• **Source material**

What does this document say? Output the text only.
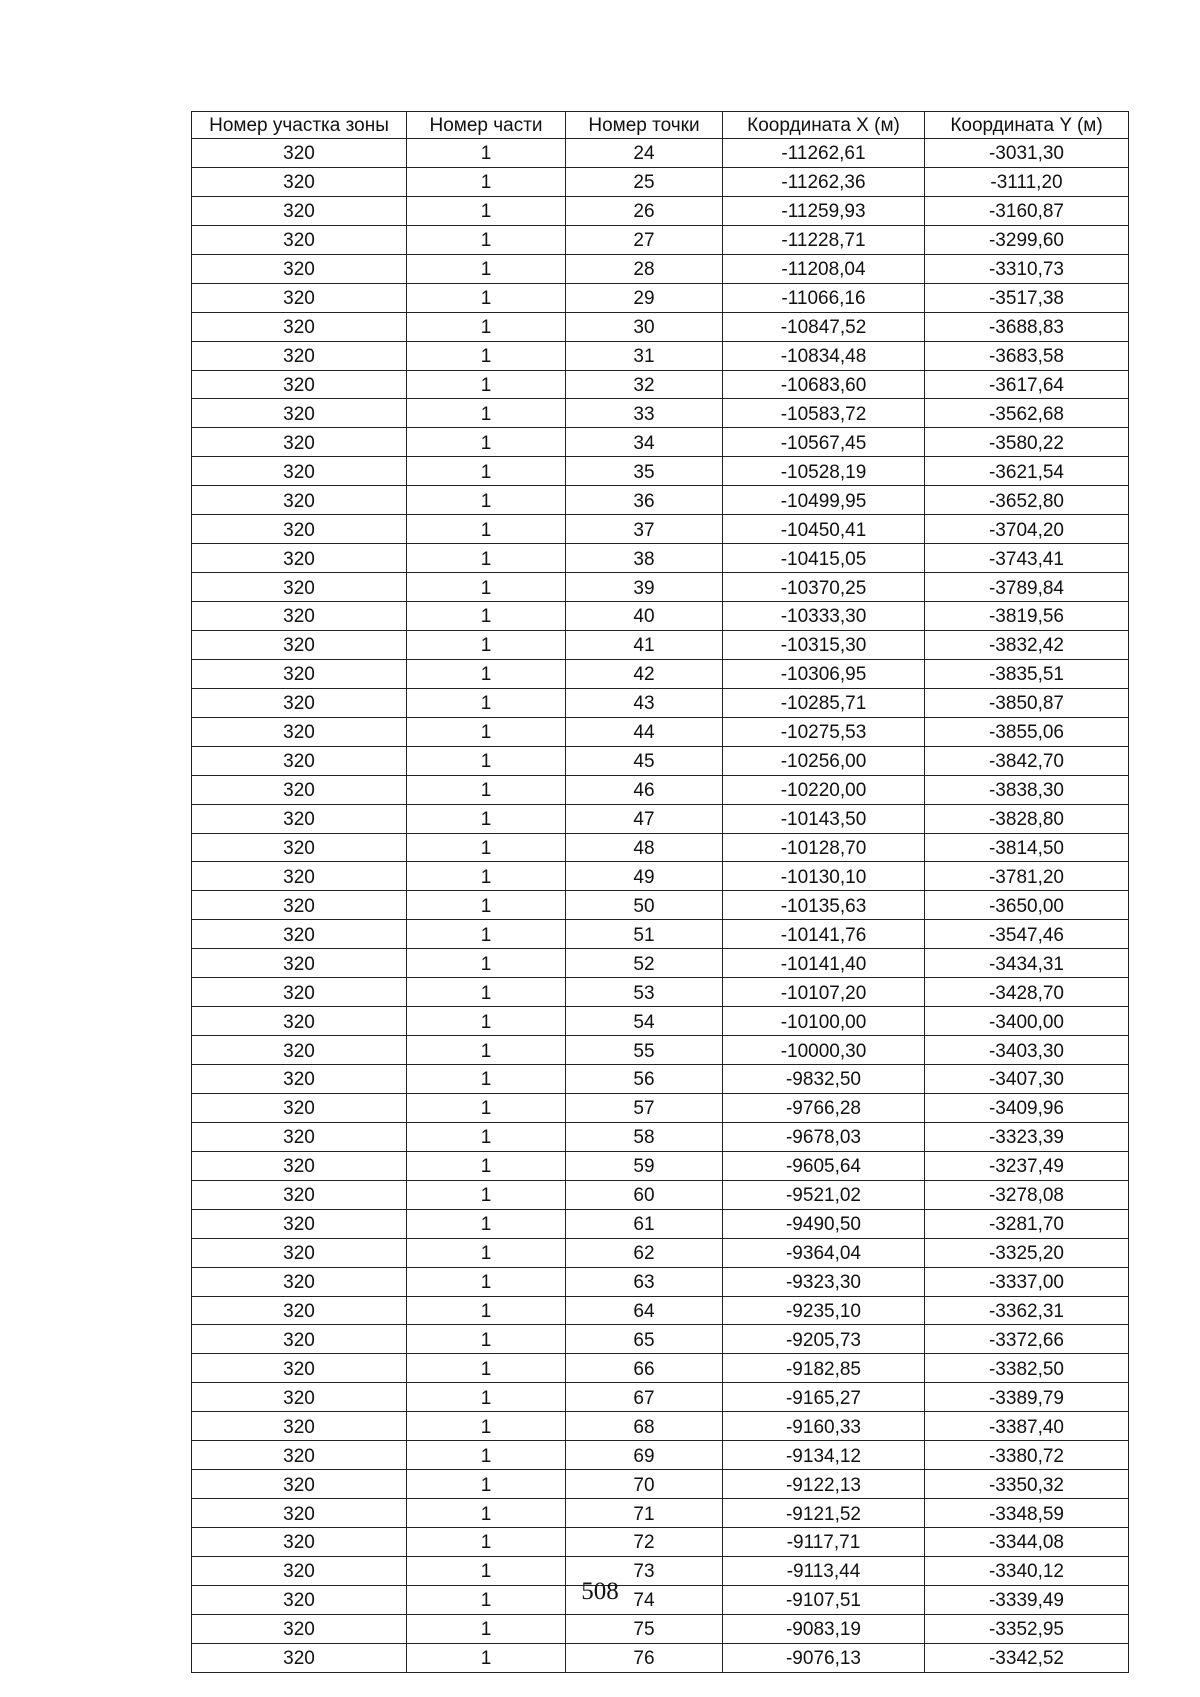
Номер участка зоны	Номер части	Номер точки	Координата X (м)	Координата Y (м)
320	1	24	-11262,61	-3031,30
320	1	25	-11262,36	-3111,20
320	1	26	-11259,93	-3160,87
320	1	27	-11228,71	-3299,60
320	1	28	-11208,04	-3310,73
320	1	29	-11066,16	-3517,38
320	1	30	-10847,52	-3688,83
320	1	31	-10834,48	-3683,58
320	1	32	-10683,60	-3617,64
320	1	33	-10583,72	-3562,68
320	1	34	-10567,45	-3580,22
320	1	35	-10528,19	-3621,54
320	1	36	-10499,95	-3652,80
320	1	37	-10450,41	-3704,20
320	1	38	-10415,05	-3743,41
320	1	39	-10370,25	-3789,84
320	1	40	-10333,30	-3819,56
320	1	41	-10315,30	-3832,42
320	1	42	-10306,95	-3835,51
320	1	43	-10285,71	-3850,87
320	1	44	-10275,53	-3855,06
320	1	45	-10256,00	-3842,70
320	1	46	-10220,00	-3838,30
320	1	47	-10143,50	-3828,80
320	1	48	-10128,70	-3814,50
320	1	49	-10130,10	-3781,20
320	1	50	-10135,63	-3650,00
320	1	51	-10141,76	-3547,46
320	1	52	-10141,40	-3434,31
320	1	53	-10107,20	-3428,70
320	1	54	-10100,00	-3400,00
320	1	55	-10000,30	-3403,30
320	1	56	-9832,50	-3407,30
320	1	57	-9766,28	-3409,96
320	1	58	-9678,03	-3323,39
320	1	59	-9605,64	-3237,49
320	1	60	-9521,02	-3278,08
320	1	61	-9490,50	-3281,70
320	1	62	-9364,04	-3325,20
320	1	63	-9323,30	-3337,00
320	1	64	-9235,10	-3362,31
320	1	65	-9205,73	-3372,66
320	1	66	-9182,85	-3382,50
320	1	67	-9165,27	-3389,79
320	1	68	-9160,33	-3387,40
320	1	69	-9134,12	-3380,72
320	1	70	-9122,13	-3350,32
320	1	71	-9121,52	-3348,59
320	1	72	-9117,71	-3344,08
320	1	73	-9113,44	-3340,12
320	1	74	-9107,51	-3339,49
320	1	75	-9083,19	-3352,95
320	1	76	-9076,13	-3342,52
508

• **Your objective**
Transcribe the whole listing exactly. Pictures stay out of your copy.

• **Result for this exercise**
What does this document say? Output the text only.
Номер участка зоны	Номер части	Номер точки	Координата X (м)	Координата Y (м)
320	1	24	-11262,61	-3031,30
320	1	25	-11262,36	-3111,20
320	1	26	-11259,93	-3160,87
320	1	27	-11228,71	-3299,60
320	1	28	-11208,04	-3310,73
320	1	29	-11066,16	-3517,38
320	1	30	-10847,52	-3688,83
320	1	31	-10834,48	-3683,58
320	1	32	-10683,60	-3617,64
320	1	33	-10583,72	-3562,68
320	1	34	-10567,45	-3580,22
320	1	35	-10528,19	-3621,54
320	1	36	-10499,95	-3652,80
320	1	37	-10450,41	-3704,20
320	1	38	-10415,05	-3743,41
320	1	39	-10370,25	-3789,84
320	1	40	-10333,30	-3819,56
320	1	41	-10315,30	-3832,42
320	1	42	-10306,95	-3835,51
320	1	43	-10285,71	-3850,87
320	1	44	-10275,53	-3855,06
320	1	45	-10256,00	-3842,70
320	1	46	-10220,00	-3838,30
320	1	47	-10143,50	-3828,80
320	1	48	-10128,70	-3814,50
320	1	49	-10130,10	-3781,20
320	1	50	-10135,63	-3650,00
320	1	51	-10141,76	-3547,46
320	1	52	-10141,40	-3434,31
320	1	53	-10107,20	-3428,70
320	1	54	-10100,00	-3400,00
320	1	55	-10000,30	-3403,30
320	1	56	-9832,50	-3407,30
320	1	57	-9766,28	-3409,96
320	1	58	-9678,03	-3323,39
320	1	59	-9605,64	-3237,49
320	1	60	-9521,02	-3278,08
320	1	61	-9490,50	-3281,70
320	1	62	-9364,04	-3325,20
320	1	63	-9323,30	-3337,00
320	1	64	-9235,10	-3362,31
320	1	65	-9205,73	-3372,66
320	1	66	-9182,85	-3382,50
320	1	67	-9165,27	-3389,79
320	1	68	-9160,33	-3387,40
320	1	69	-9134,12	-3380,72
320	1	70	-9122,13	-3350,32
320	1	71	-9121,52	-3348,59
320	1	72	-9117,71	-3344,08
320	1	73	-9113,44	-3340,12
320	1	74	-9107,51	-3339,49
320	1	75	-9083,19	-3352,95
320	1	76	-9076,13	-3342,52
508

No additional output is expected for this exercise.